* **Given instruction**: Write out each line of the listing as it stands, without the images.

* **Provided records**:
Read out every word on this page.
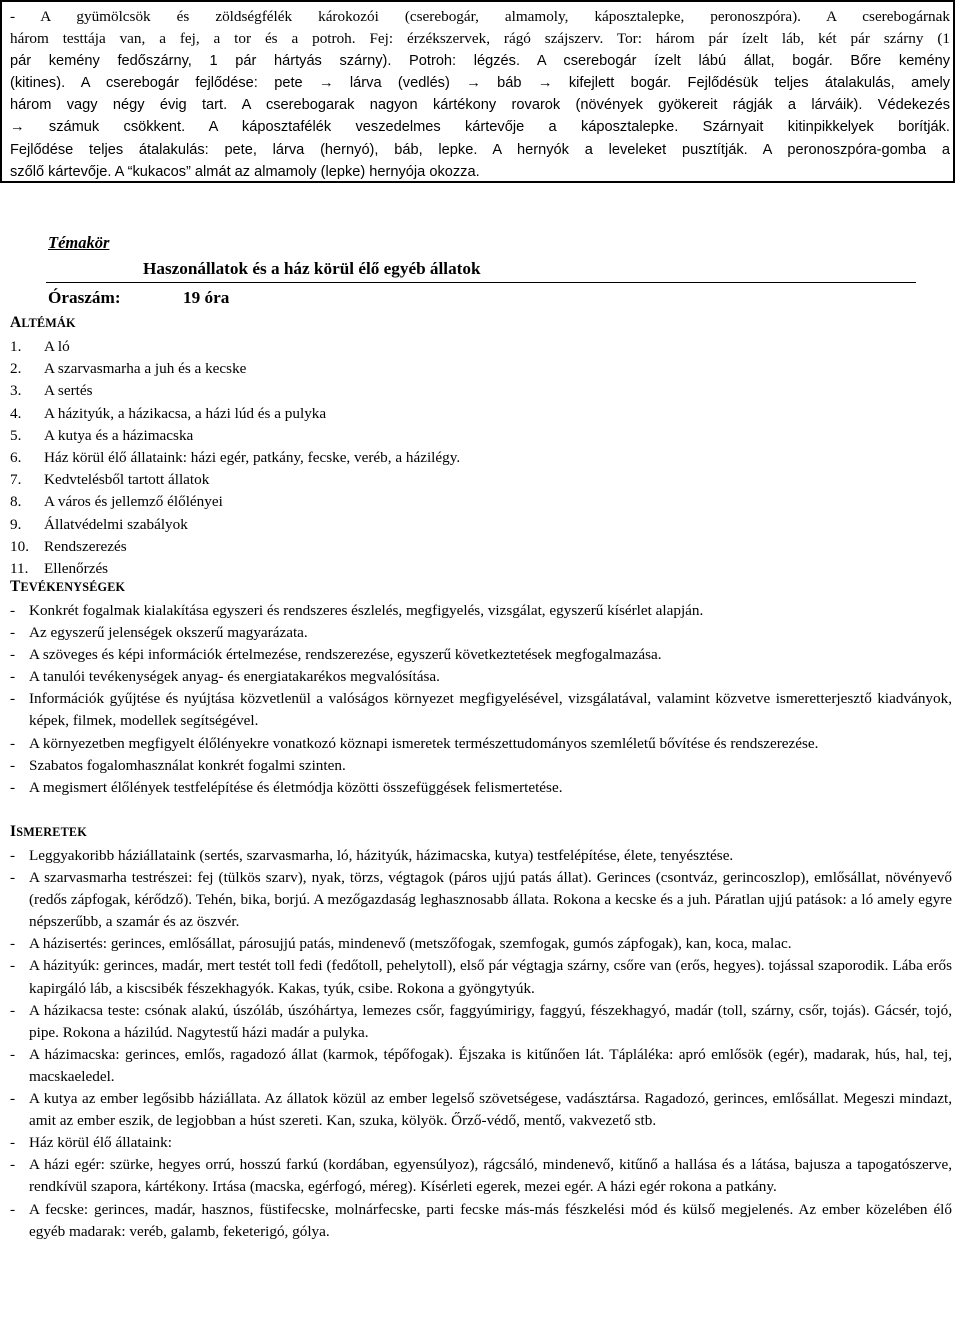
- A gyümölcsök és zöldségfélék károkozói (cserebogár, almamoly, káposztalepke, peronoszpóra). A cserebogárnak
három testtája van, a fej, a tor és a potroh. Fej: érzékszervek, rágó szájszerv. Tor: három pár ízelt láb, két pár szárny (1
pár kemény fedőszárny, 1 pár hártyás szárny). Potroh: légzés. A cserebogár ízelt lábú állat, bogár. Bőre kemény
(kitines). A cserebogár fejlődése: pete → lárva (vedlés) → báb → kifejlett bogár. Fejlődésük teljes átalakulás, amely
három vagy négy évig tart. A cserebogarak nagyon kártékony rovarok (növények gyökereit rágják a lárváik). Védekezés
→ számuk csökkent. A káposztafélék veszedelmes kártevője a káposztalepke. Szárnyait kitinpikkelyek borítják.
Fejlődése teljes átalakulás: pete, lárva (hernyó), báb, lepke. A hernyók a leveleket pusztítják. A peronoszpóra-gomba a
szőlő kártevője. A “kukacos” almát az almamoly (lepke) hernyója okozza.
Témakör
Haszonállatok és a ház körül élő egyéb állatok
Óraszám:	19 óra
ALTÉMÁK
1. A ló
2. A szarvasmarha a juh és a kecske
3. A sertés
4. A házityúk, a házikacsa, a házi lúd és a pulyka
5. A kutya és a házimacska
6. Ház körül élő állataink: házi egér, patkány, fecske, veréb, a házilégy.
7. Kedvtelésből tartott állatok
8. A város és jellemző élőlényei
9. Állatvédelmi szabályok
10. Rendszerezés
11. Ellenőrzés
TEVÉKENYSÉGEK
- Konkrét fogalmak kialakítása egyszeri és rendszeres észlelés, megfigyelés, vizsgálat, egyszerű kísérlet alapján.
- Az egyszerű jelenségek okszerű magyarázata.
- A szöveges és képi információk értelmezése, rendszerezése, egyszerű következtetések megfogalmazása.
- A tanulói tevékenységek anyag- és energiatakarékos megvalósítása.
- Információk gyűjtése és nyújtása közvetlenül a valóságos környezet megfigyelésével, vizsgálatával, valamint közvetve ismeretterjesztő kiadványok, képek, filmek, modellek segítségével.
- A környezetben megfigyelt élőlényekre vonatkozó köznapi ismeretek természettudományos szemléletű bővítése és rendszerezése.
- Szabatos fogalomhasználat konkrét fogalmi szinten.
- A megismert élőlények testfelépítése és életmódja közötti összefüggések felismertetése.
ISMERETEK
- Leggyakoribb háziállataink (sertés, szarvasmarha, ló, házityúk, házimacska, kutya) testfelépítése, élete, tenyésztése.
- A szarvasmarha testrészei: fej (tülkös szarv), nyak, törzs, végtagok (páros ujjú patás állat). Gerinces (csontváz, gerincoszlop), emlősállat, növényevő (redős zápfogak, kérődző). Tehén, bika, borjú. A mezőgazdaság leghasznosabb állata. Rokona a kecske és a juh. Páratlan ujjú patások: a ló amely egyre népszerűbb, a szamár és az öszvér.
- A házisertés: gerinces, emlősállat, párosujjú patás, mindenevő (metszőfogak, szemfogak, gumós zápfogak), kan, koca, malac.
- A házityúk: gerinces, madár, mert testét toll fedi (fedőtoll, pehelytoll), első pár végtagja szárny, csőre van (erős, hegyes). tojással szaporodik. Lába erős kapirgáló láb, a kiscsibék fészekhagyók. Kakas, tyúk, csibe. Rokona a gyöngytyúk.
- A házikacsa teste: csónak alakú, úszóláb, úszóhártya, lemezes csőr, faggyúmirigy, faggyú, fészekhagyó, madár (toll, szárny, csőr, tojás). Gácsér, tojó, pipe. Rokona a házilúd. Nagytestű házi madár a pulyka.
- A házimacska: gerinces, emlős, ragadozó állat (karmok, tépőfogak). Éjszaka is kitűnően lát. Tápláléka: apró emlősök (egér), madarak, hús, hal, tej, macskaeledel.
- A kutya az ember legősibb háziállata. Az állatok közül az ember legelső szövetségese, vadásztársa. Ragadozó, gerinces, emlősállat. Megeszi mindazt, amit az ember eszik, de legjobban a húst szereti. Kan, szuka, kölyök. Őrző-védő, mentő, vakvezető stb.
- Ház körül élő állataink:
- A házi egér: szürke, hegyes orrú, hosszú farkú (kordában, egyensúlyoz), rágcsáló, mindenevő, kitűnő a hallása és a látása, bajusza a tapogatószerve, rendkívül szapora, kártékony. Irtása (macska, egérfogó, méreg). Kísérleti egerek, mezei egér. A házi egér rokona a patkány.
- A fecske: gerinces, madár, hasznos, füstifecske, molnárfecske, parti fecske más-más fészkelési mód és külső megjelenés. Az ember közelében élő egyéb madarak: veréb, galamb, feketerigó, gólya.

* **Output**:
Read out every word on this page.
- A gyümölcsök és zöldségfélék károkozói (cserebogár, almamoly, káposztalepke, peronoszpóra). A cserebogárnak
három testtája van, a fej, a tor és a potroh. Fej: érzékszervek, rágó szájszerv. Tor: három pár ízelt láb, két pár szárny (1
pár kemény fedőszárny, 1 pár hártyás szárny). Potroh: légzés. A cserebogár ízelt lábú állat, bogár. Bőre kemény
(kitines). A cserebogár fejlődése: pete → lárva (vedlés) → báb → kifejlett bogár. Fejlődésük teljes átalakulás, amely
három vagy négy évig tart. A cserebogarak nagyon kártékony rovarok (növények gyökereit rágják a lárváik). Védekezés
→ számuk csökkent. A káposztafélék veszedelmes kártevője a káposztalepke. Szárnyait kitinpikkelyek borítják.
Fejlődése teljes átalakulás: pete, lárva (hernyó), báb, lepke. A hernyók a leveleket pusztítják. A peronoszpóra-gomba a
szőlő kártevője. A “kukacos” almát az almamoly (lepke) hernyója okozza.
Témakör
Haszonállatok és a ház körül élő egyéb állatok
Óraszám:	19 óra
ALTÉMÁK
1. A ló
2. A szarvasmarha a juh és a kecske
3. A sertés
4. A házityúk, a házikacsa, a házi lúd és a pulyka
5. A kutya és a házimacska
6. Ház körül élő állataink: házi egér, patkány, fecske, veréb, a házilégy.
7. Kedvtelésből tartott állatok
8. A város és jellemző élőlényei
9. Állatvédelmi szabályok
10. Rendszerezés
11. Ellenőrzés
TEVÉKENYSÉGEK
- Konkrét fogalmak kialakítása egyszeri és rendszeres észlelés, megfigyelés, vizsgálat, egyszerű kísérlet alapján.
- Az egyszerű jelenségek okszerű magyarázata.
- A szöveges és képi információk értelmezése, rendszerezése, egyszerű következtetések megfogalmazása.
- A tanulói tevékenységek anyag- és energiatakarékos megvalósítása.
- Információk gyűjtése és nyújtása közvetlenül a valóságos környezet megfigyelésével, vizsgálatával, valamint közvetve ismeretterjesztő kiadványok, képek, filmek, modellek segítségével.
- A környezetben megfigyelt élőlényekre vonatkozó köznapi ismeretek természettudományos szemléletű bővítése és rendszerezése.
- Szabatos fogalomhasználat konkrét fogalmi szinten.
- A megismert élőlények testfelépítése és életmódja közötti összefüggések felismertetése.
ISMERETEK
- Leggyakoribb háziállataink (sertés, szarvasmarha, ló, házityúk, házimacska, kutya) testfelépítése, élete, tenyésztése.
- A szarvasmarha testrészei: fej (tülkös szarv), nyak, törzs, végtagok (páros ujjú patás állat). Gerinces (csontváz, gerincoszlop), emlősállat, növényevő (redős zápfogak, kérődző). Tehén, bika, borjú. A mezőgazdaság leghasznosabb állata. Rokona a kecske és a juh. Páratlan ujjú patások: a ló amely egyre népszerűbb, a szamár és az öszvér.
- A házisertés: gerinces, emlősállat, párosujjú patás, mindenevő (metszőfogak, szemfogak, gumós zápfogak), kan, koca, malac.
- A házityúk: gerinces, madár, mert testét toll fedi (fedőtoll, pehelytoll), első pár végtagja szárny, csőre van (erős, hegyes). tojással szaporodik. Lába erős kapirgáló láb, a kiscsibék fészekhagyók. Kakas, tyúk, csibe. Rokona a gyöngytyúk.
- A házikacsa teste: csónak alakú, úszóláb, úszóhártya, lemezes csőr, faggyúmirigy, faggyú, fészekhagyó, madár (toll, szárny, csőr, tojás). Gácsér, tojó, pipe. Rokona a házilúd. Nagytestű házi madár a pulyka.
- A házimacska: gerinces, emlős, ragadozó állat (karmok, tépőfogak). Éjszaka is kitűnően lát. Tápláléka: apró emlősök (egér), madarak, hús, hal, tej, macskaeledel.
- A kutya az ember legősibb háziállata. Az állatok közül az ember legelső szövetségese, vadásztársa. Ragadozó, gerinces, emlősállat. Megeszi mindazt, amit az ember eszik, de legjobban a húst szereti. Kan, szuka, kölyök. Őrző-védő, mentő, vakvezető stb.
- Ház körül élő állataink:
- A házi egér: szürke, hegyes orrú, hosszú farkú (kordában, egyensúlyoz), rágcsáló, mindenevő, kitűnő a hallása és a látása, bajusza a tapogatószerve, rendkívül szapora, kártékony. Irtása (macska, egérfogó, méreg). Kísérleti egerek, mezei egér. A házi egér rokona a patkány.
- A fecske: gerinces, madár, hasznos, füstifecske, molnárfecske, parti fecske más-más fészkelési mód és külső megjelenés. Az ember közelében élő egyéb madarak: veréb, galamb, feketerigó, gólya.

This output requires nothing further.